Extracted records:
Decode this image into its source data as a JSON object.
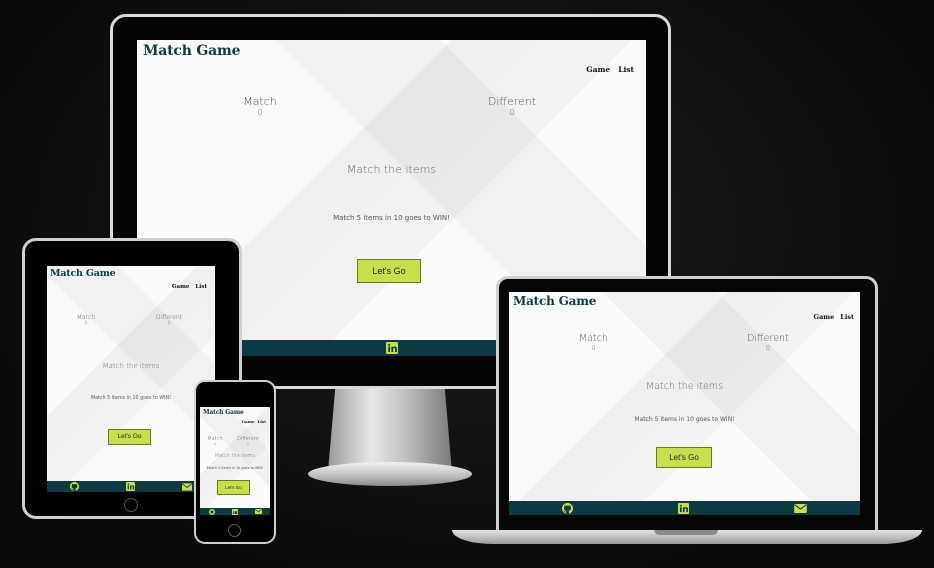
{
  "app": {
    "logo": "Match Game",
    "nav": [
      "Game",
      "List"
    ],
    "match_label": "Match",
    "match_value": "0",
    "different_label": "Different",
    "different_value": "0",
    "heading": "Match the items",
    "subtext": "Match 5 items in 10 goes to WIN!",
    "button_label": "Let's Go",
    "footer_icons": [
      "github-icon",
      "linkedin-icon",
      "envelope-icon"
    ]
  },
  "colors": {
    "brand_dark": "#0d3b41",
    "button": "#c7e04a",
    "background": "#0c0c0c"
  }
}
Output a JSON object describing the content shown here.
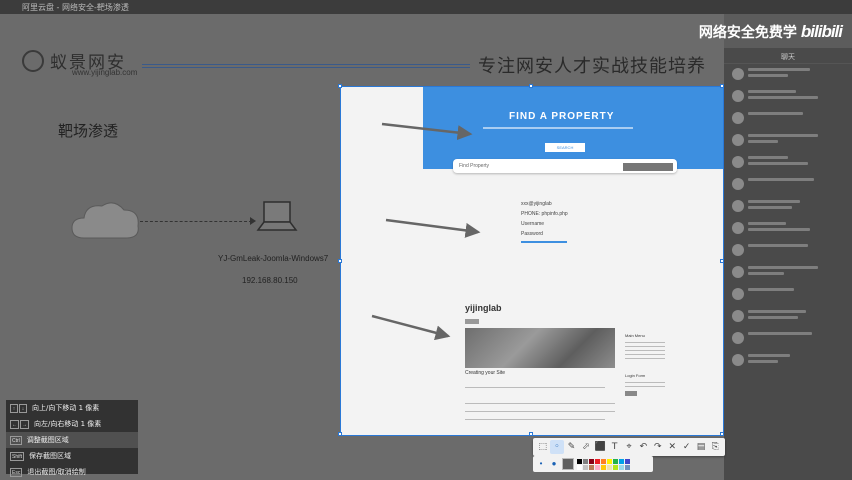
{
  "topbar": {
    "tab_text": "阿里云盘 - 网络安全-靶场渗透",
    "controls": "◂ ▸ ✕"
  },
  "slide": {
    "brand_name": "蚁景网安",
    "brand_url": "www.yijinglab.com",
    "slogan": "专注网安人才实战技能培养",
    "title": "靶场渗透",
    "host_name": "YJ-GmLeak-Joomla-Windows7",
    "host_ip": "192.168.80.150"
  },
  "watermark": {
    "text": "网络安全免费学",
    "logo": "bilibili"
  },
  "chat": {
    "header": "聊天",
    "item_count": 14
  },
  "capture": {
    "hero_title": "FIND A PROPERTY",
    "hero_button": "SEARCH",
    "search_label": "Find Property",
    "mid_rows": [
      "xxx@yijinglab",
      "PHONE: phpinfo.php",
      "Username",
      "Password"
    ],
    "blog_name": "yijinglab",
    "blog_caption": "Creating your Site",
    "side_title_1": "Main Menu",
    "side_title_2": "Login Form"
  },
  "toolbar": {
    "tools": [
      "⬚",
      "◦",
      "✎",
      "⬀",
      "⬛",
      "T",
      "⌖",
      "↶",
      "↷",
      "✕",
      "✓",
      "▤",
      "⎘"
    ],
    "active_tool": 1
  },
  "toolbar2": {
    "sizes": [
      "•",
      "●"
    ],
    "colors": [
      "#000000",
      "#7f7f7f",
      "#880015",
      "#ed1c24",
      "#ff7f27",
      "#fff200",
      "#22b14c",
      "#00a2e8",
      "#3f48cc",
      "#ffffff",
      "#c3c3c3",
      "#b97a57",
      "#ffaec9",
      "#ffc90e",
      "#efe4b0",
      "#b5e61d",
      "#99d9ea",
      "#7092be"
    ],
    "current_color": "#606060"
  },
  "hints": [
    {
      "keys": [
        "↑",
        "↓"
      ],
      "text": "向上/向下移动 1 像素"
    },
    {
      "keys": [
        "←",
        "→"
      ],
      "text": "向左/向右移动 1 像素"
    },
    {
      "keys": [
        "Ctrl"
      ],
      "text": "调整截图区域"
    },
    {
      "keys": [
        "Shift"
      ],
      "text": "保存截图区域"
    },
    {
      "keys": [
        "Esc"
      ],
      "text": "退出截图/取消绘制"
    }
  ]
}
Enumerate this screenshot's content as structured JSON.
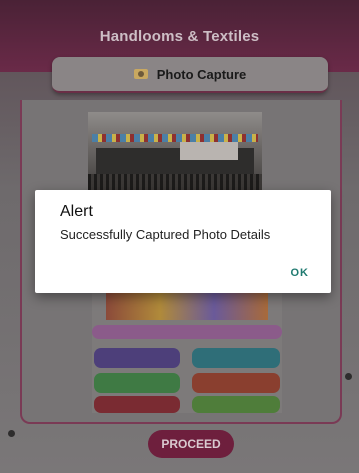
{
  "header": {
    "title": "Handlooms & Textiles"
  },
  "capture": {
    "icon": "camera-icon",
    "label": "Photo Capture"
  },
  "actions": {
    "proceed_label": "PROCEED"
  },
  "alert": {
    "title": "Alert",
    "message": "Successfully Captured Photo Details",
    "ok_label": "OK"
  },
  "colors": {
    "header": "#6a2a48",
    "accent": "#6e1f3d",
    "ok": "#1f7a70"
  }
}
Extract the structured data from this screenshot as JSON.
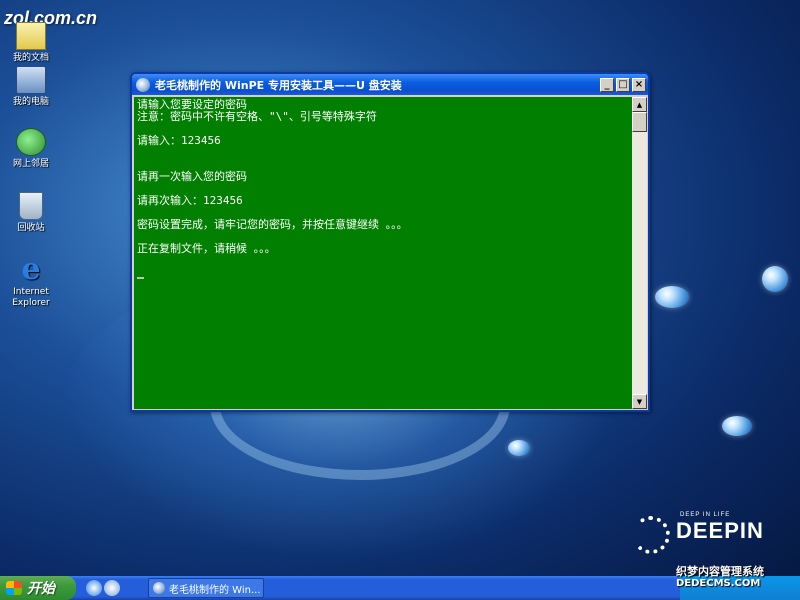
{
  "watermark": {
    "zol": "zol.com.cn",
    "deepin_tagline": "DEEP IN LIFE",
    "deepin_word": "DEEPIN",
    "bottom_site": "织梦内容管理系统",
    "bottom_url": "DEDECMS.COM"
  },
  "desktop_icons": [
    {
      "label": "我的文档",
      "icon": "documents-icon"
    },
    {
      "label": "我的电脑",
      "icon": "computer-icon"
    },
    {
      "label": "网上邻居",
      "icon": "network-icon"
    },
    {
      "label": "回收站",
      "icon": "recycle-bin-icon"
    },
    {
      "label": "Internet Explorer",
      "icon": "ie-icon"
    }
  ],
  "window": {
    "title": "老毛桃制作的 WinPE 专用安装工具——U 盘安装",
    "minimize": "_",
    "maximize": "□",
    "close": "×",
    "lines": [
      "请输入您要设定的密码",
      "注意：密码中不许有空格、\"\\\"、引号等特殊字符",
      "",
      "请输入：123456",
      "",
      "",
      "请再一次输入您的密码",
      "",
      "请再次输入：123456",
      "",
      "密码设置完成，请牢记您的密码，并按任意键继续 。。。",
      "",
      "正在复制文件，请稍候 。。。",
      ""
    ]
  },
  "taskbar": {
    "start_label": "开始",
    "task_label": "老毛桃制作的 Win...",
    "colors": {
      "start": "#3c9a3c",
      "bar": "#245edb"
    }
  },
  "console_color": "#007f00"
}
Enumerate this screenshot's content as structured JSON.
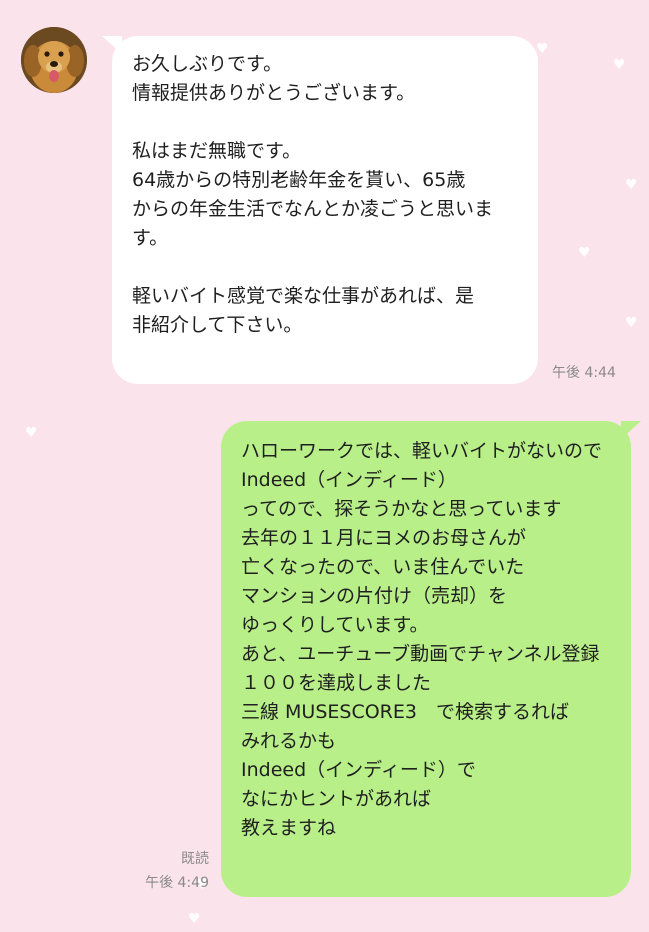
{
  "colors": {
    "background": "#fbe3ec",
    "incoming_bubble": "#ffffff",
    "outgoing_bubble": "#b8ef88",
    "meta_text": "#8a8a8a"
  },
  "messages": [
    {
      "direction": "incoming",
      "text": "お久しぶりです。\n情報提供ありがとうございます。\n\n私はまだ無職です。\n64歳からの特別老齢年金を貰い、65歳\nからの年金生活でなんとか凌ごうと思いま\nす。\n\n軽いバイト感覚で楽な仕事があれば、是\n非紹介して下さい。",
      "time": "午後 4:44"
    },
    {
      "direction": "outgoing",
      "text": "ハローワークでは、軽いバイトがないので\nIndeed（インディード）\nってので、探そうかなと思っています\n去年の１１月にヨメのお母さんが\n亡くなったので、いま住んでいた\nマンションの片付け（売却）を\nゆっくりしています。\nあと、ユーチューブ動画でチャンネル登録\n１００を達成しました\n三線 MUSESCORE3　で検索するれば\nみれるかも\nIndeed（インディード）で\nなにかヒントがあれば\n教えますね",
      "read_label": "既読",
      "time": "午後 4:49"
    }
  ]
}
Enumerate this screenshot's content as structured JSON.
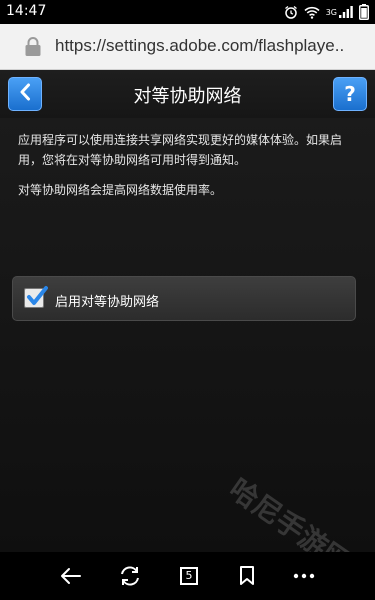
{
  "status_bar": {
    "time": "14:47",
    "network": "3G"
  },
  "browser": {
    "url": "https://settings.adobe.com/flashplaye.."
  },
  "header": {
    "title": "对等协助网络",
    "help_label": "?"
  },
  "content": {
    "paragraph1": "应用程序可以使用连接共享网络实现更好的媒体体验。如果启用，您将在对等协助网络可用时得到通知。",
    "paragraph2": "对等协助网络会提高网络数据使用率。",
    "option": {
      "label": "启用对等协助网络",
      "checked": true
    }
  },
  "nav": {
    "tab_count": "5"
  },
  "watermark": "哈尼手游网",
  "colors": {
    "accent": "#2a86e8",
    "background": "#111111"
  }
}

• **Prompt**
Excluding the pictures, restate the records above word for word.

• **Finished answer**
Decode this image into its source data as a JSON object.
{
  "app": {
    "logo": "Match Game",
    "nav": [
      "Game",
      "List"
    ],
    "match_label": "Match",
    "match_value": "0",
    "different_label": "Different",
    "different_value": "0",
    "heading": "Match the items",
    "subtext": "Match 5 items in 10 goes to WIN!",
    "button_label": "Let's Go",
    "footer_icons": [
      "github-icon",
      "linkedin-icon",
      "envelope-icon"
    ]
  },
  "colors": {
    "brand_dark": "#0d3b41",
    "button": "#c7e04a",
    "background": "#0c0c0c"
  }
}
Output a JSON object describing the content shown here.
{
  "topbar": {
    "tab_text": "阿里云盘 - 网络安全-靶场渗透",
    "controls": "◂ ▸ ✕"
  },
  "slide": {
    "brand_name": "蚁景网安",
    "brand_url": "www.yijinglab.com",
    "slogan": "专注网安人才实战技能培养",
    "title": "靶场渗透",
    "host_name": "YJ-GmLeak-Joomla-Windows7",
    "host_ip": "192.168.80.150"
  },
  "watermark": {
    "text": "网络安全免费学",
    "logo": "bilibili"
  },
  "chat": {
    "header": "聊天",
    "item_count": 14
  },
  "capture": {
    "hero_title": "FIND A PROPERTY",
    "hero_button": "SEARCH",
    "search_label": "Find Property",
    "mid_rows": [
      "xxx@yijinglab",
      "PHONE: phpinfo.php",
      "Username",
      "Password"
    ],
    "blog_name": "yijinglab",
    "blog_caption": "Creating your Site",
    "side_title_1": "Main Menu",
    "side_title_2": "Login Form"
  },
  "toolbar": {
    "tools": [
      "⬚",
      "◦",
      "✎",
      "⬀",
      "⬛",
      "T",
      "⌖",
      "↶",
      "↷",
      "✕",
      "✓",
      "▤",
      "⎘"
    ],
    "active_tool": 1
  },
  "toolbar2": {
    "sizes": [
      "•",
      "●"
    ],
    "colors": [
      "#000000",
      "#7f7f7f",
      "#880015",
      "#ed1c24",
      "#ff7f27",
      "#fff200",
      "#22b14c",
      "#00a2e8",
      "#3f48cc",
      "#ffffff",
      "#c3c3c3",
      "#b97a57",
      "#ffaec9",
      "#ffc90e",
      "#efe4b0",
      "#b5e61d",
      "#99d9ea",
      "#7092be"
    ],
    "current_color": "#606060"
  },
  "hints": [
    {
      "keys": [
        "↑",
        "↓"
      ],
      "text": "向上/向下移动 1 像素"
    },
    {
      "keys": [
        "←",
        "→"
      ],
      "text": "向左/向右移动 1 像素"
    },
    {
      "keys": [
        "Ctrl"
      ],
      "text": "调整截图区域"
    },
    {
      "keys": [
        "Shift"
      ],
      "text": "保存截图区域"
    },
    {
      "keys": [
        "Esc"
      ],
      "text": "退出截图/取消绘制"
    }
  ]
}
Enumerate this screenshot's content as structured JSON.
{
  "header": {
    "title": "Handlooms & Textiles"
  },
  "capture": {
    "icon": "camera-icon",
    "label": "Photo Capture"
  },
  "actions": {
    "proceed_label": "PROCEED"
  },
  "alert": {
    "title": "Alert",
    "message": "Successfully Captured Photo Details",
    "ok_label": "OK"
  },
  "colors": {
    "header": "#6a2a48",
    "accent": "#6e1f3d",
    "ok": "#1f7a70"
  }
}
Extract the structured data from this screenshot as JSON.
{
  "watermark": {
    "zol": "zol.com.cn",
    "deepin_tagline": "DEEP IN LIFE",
    "deepin_word": "DEEPIN",
    "bottom_site": "织梦内容管理系统",
    "bottom_url": "DEDECMS.COM"
  },
  "desktop_icons": [
    {
      "label": "我的文档",
      "icon": "documents-icon"
    },
    {
      "label": "我的电脑",
      "icon": "computer-icon"
    },
    {
      "label": "网上邻居",
      "icon": "network-icon"
    },
    {
      "label": "回收站",
      "icon": "recycle-bin-icon"
    },
    {
      "label": "Internet Explorer",
      "icon": "ie-icon"
    }
  ],
  "window": {
    "title": "老毛桃制作的 WinPE 专用安装工具——U 盘安装",
    "minimize": "_",
    "maximize": "□",
    "close": "×",
    "lines": [
      "请输入您要设定的密码",
      "注意：密码中不许有空格、\"\\\"、引号等特殊字符",
      "",
      "请输入：123456",
      "",
      "",
      "请再一次输入您的密码",
      "",
      "请再次输入：123456",
      "",
      "密码设置完成，请牢记您的密码，并按任意键继续 。。。",
      "",
      "正在复制文件，请稍候 。。。",
      ""
    ]
  },
  "taskbar": {
    "start_label": "开始",
    "task_label": "老毛桃制作的 Win...",
    "colors": {
      "start": "#3c9a3c",
      "bar": "#245edb"
    }
  },
  "console_color": "#007f00"
}
Enumerate this screenshot's content as structured JSON.
{
  "colors": {
    "background": "#fbe3ec",
    "incoming_bubble": "#ffffff",
    "outgoing_bubble": "#b8ef88",
    "meta_text": "#8a8a8a"
  },
  "messages": [
    {
      "direction": "incoming",
      "text": "お久しぶりです。\n情報提供ありがとうございます。\n\n私はまだ無職です。\n64歳からの特別老齢年金を貰い、65歳\nからの年金生活でなんとか凌ごうと思いま\nす。\n\n軽いバイト感覚で楽な仕事があれば、是\n非紹介して下さい。",
      "time": "午後 4:44"
    },
    {
      "direction": "outgoing",
      "text": "ハローワークでは、軽いバイトがないので\nIndeed（インディード）\nってので、探そうかなと思っています\n去年の１１月にヨメのお母さんが\n亡くなったので、いま住んでいた\nマンションの片付け（売却）を\nゆっくりしています。\nあと、ユーチューブ動画でチャンネル登録\n１００を達成しました\n三線 MUSESCORE3　で検索するれば\nみれるかも\nIndeed（インディード）で\nなにかヒントがあれば\n教えますね",
      "read_label": "既読",
      "time": "午後 4:49"
    }
  ]
}
Enumerate this screenshot's content as structured JSON.
{
  "status_bar": {
    "time": "14:47",
    "network": "3G"
  },
  "browser": {
    "url": "https://settings.adobe.com/flashplaye.."
  },
  "header": {
    "title": "对等协助网络",
    "help_label": "?"
  },
  "content": {
    "paragraph1": "应用程序可以使用连接共享网络实现更好的媒体体验。如果启用，您将在对等协助网络可用时得到通知。",
    "paragraph2": "对等协助网络会提高网络数据使用率。",
    "option": {
      "label": "启用对等协助网络",
      "checked": true
    }
  },
  "nav": {
    "tab_count": "5"
  },
  "watermark": "哈尼手游网",
  "colors": {
    "accent": "#2a86e8",
    "background": "#111111"
  }
}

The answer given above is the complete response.